*REQUIRED TASK*
Leaving the pictures aside, transcribe every line below exactly.

*DATA EXCERPTS*
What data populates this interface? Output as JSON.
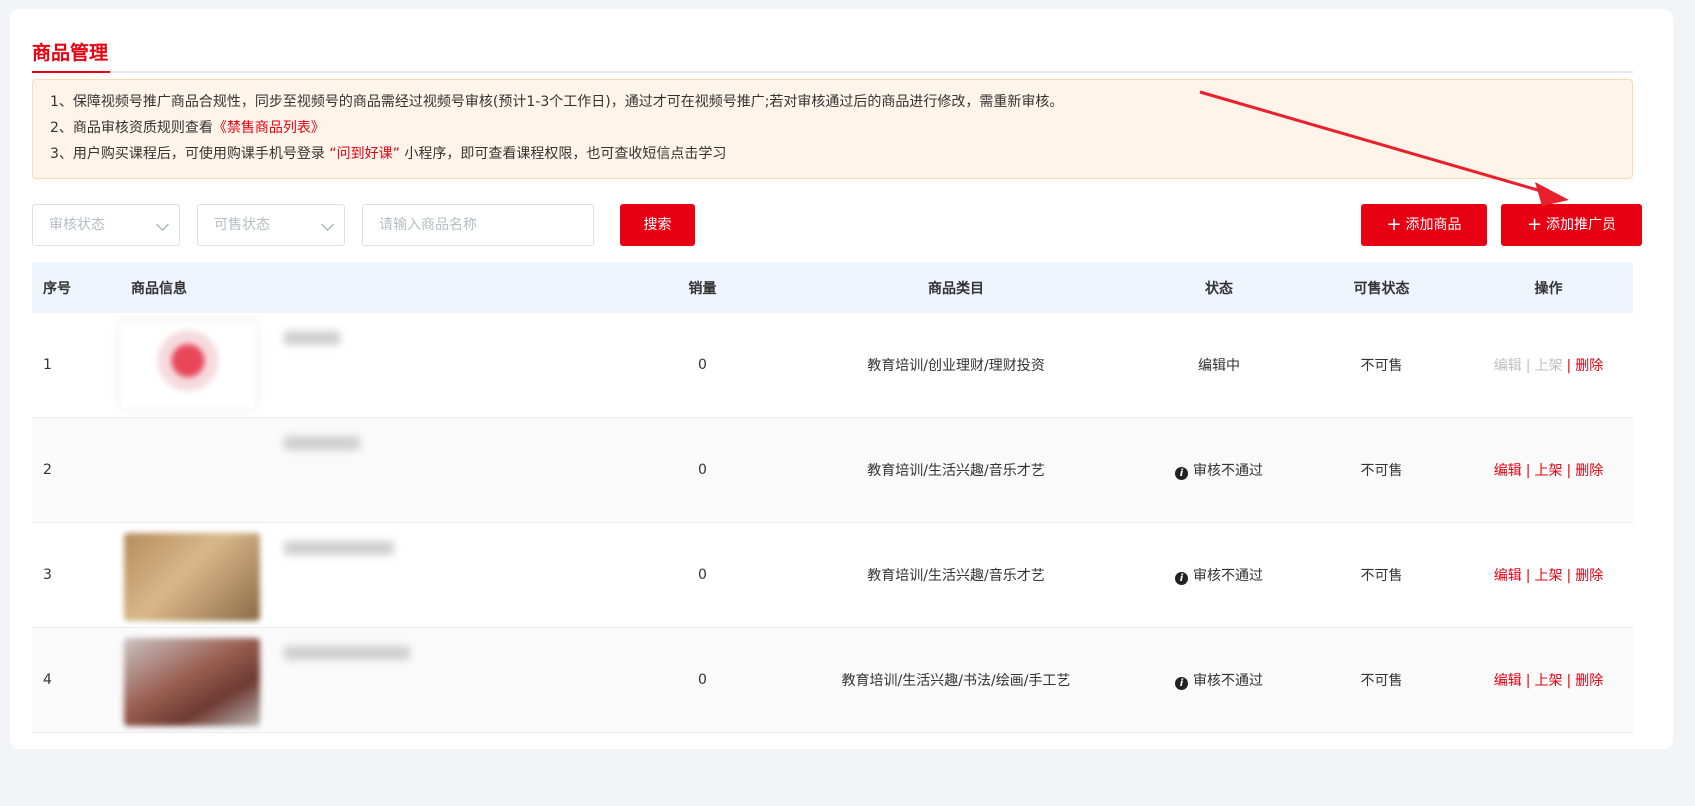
{
  "page": {
    "tab_title": "商品管理"
  },
  "notice": {
    "line1": "1、保障视频号推广商品合规性，同步至视频号的商品需经过视频号审核(预计1-3个工作日)，通过才可在视频号推广;若对审核通过后的商品进行修改，需重新审核。",
    "line2_prefix": "2、商品审核资质规则查看",
    "line2_link": "《禁售商品列表》",
    "line3_prefix": "3、用户购买课程后，可使用购课手机号登录 ",
    "line3_highlight": "“问到好课”",
    "line3_suffix": " 小程序，即可查看课程权限，也可查收短信点击学习"
  },
  "filters": {
    "audit_status_placeholder": "审核状态",
    "sale_status_placeholder": "可售状态",
    "search_placeholder": "请输入商品名称",
    "search_button": "搜索",
    "add_product_button": "添加商品",
    "add_promoter_button": "添加推广员"
  },
  "table": {
    "headers": [
      "序号",
      "商品信息",
      "销量",
      "商品类目",
      "状态",
      "可售状态",
      "操作"
    ],
    "rows": [
      {
        "index": "1",
        "sales": "0",
        "category": "教育培训/创业理财/理财投资",
        "status": "编辑中",
        "status_icon": "",
        "sale_status": "不可售"
      },
      {
        "index": "2",
        "sales": "0",
        "category": "教育培训/生活兴趣/音乐才艺",
        "status": "审核不通过",
        "status_icon": "info-icon",
        "sale_status": "不可售"
      },
      {
        "index": "3",
        "sales": "0",
        "category": "教育培训/生活兴趣/音乐才艺",
        "status": "审核不通过",
        "status_icon": "info-icon",
        "sale_status": "不可售"
      },
      {
        "index": "4",
        "sales": "0",
        "category": "教育培训/生活兴趣/书法/绘画/手工艺",
        "status": "审核不通过",
        "status_icon": "info-icon",
        "sale_status": "不可售"
      }
    ],
    "ops": {
      "edit": "编辑",
      "shelve": "上架",
      "delete": "删除",
      "sep": "|"
    }
  },
  "colors": {
    "accent": "#e60012",
    "notice_bg": "#fef4ea",
    "header_bg": "#eef5fd"
  }
}
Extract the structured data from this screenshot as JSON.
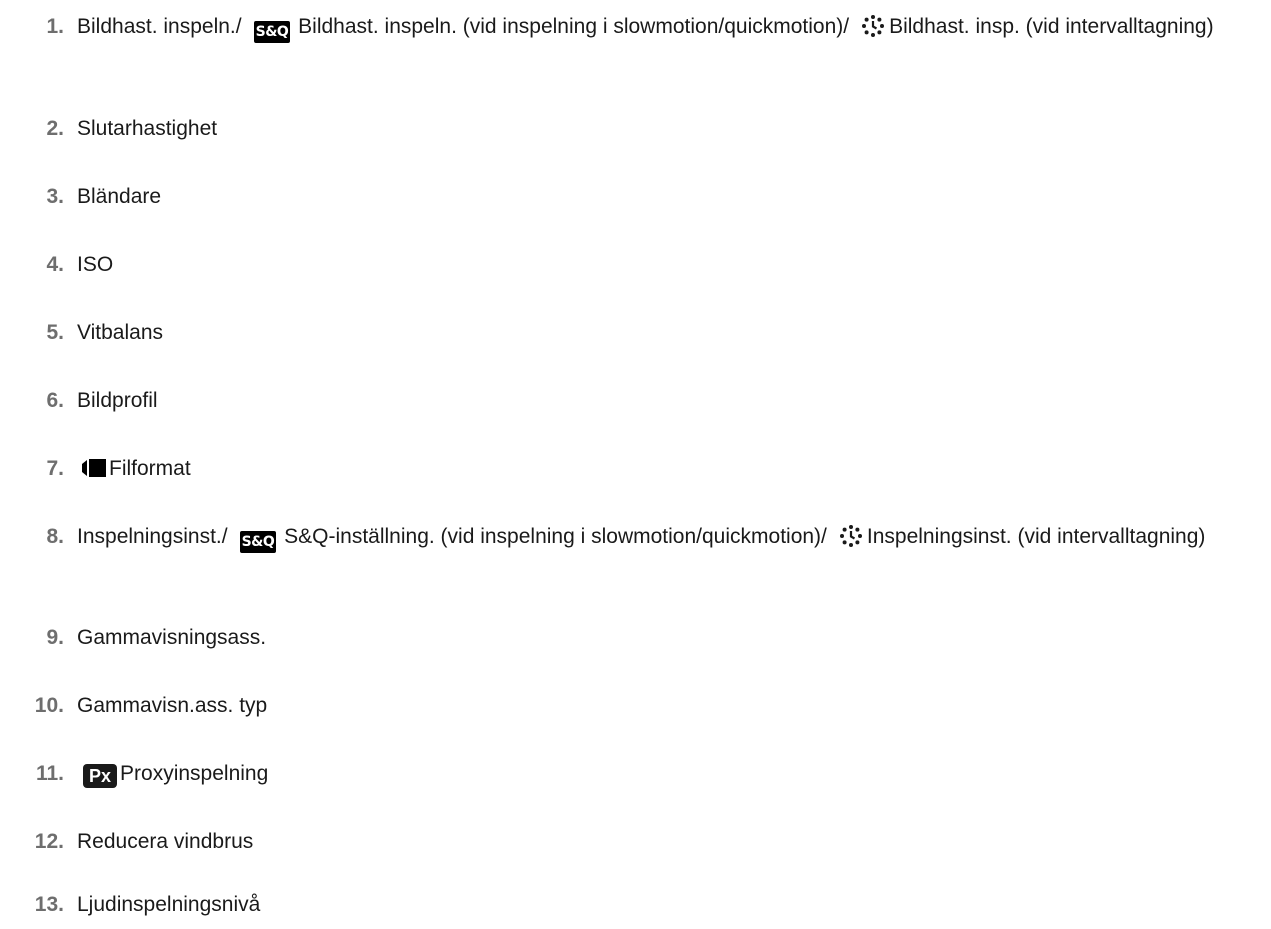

*RESPONSE*
What data populates this interface? Output as JSON.
{
  "page": {
    "tab_title": "商品管理"
  },
  "notice": {
    "line1": "1、保障视频号推广商品合规性，同步至视频号的商品需经过视频号审核(预计1-3个工作日)，通过才可在视频号推广;若对审核通过后的商品进行修改，需重新审核。",
    "line2_prefix": "2、商品审核资质规则查看",
    "line2_link": "《禁售商品列表》",
    "line3_prefix": "3、用户购买课程后，可使用购课手机号登录 ",
    "line3_highlight": "“问到好课”",
    "line3_suffix": " 小程序，即可查看课程权限，也可查收短信点击学习"
  },
  "filters": {
    "audit_status_placeholder": "审核状态",
    "sale_status_placeholder": "可售状态",
    "search_placeholder": "请输入商品名称",
    "search_button": "搜索",
    "add_product_button": "添加商品",
    "add_promoter_button": "添加推广员"
  },
  "table": {
    "headers": [
      "序号",
      "商品信息",
      "销量",
      "商品类目",
      "状态",
      "可售状态",
      "操作"
    ],
    "rows": [
      {
        "index": "1",
        "sales": "0",
        "category": "教育培训/创业理财/理财投资",
        "status": "编辑中",
        "status_icon": "",
        "sale_status": "不可售"
      },
      {
        "index": "2",
        "sales": "0",
        "category": "教育培训/生活兴趣/音乐才艺",
        "status": "审核不通过",
        "status_icon": "info-icon",
        "sale_status": "不可售"
      },
      {
        "index": "3",
        "sales": "0",
        "category": "教育培训/生活兴趣/音乐才艺",
        "status": "审核不通过",
        "status_icon": "info-icon",
        "sale_status": "不可售"
      },
      {
        "index": "4",
        "sales": "0",
        "category": "教育培训/生活兴趣/书法/绘画/手工艺",
        "status": "审核不通过",
        "status_icon": "info-icon",
        "sale_status": "不可售"
      }
    ],
    "ops": {
      "edit": "编辑",
      "shelve": "上架",
      "delete": "删除",
      "sep": "|"
    }
  },
  "colors": {
    "accent": "#e60012",
    "notice_bg": "#fef4ea",
    "header_bg": "#eef5fd"
  }
}
Extract the structured data from this screenshot as JSON.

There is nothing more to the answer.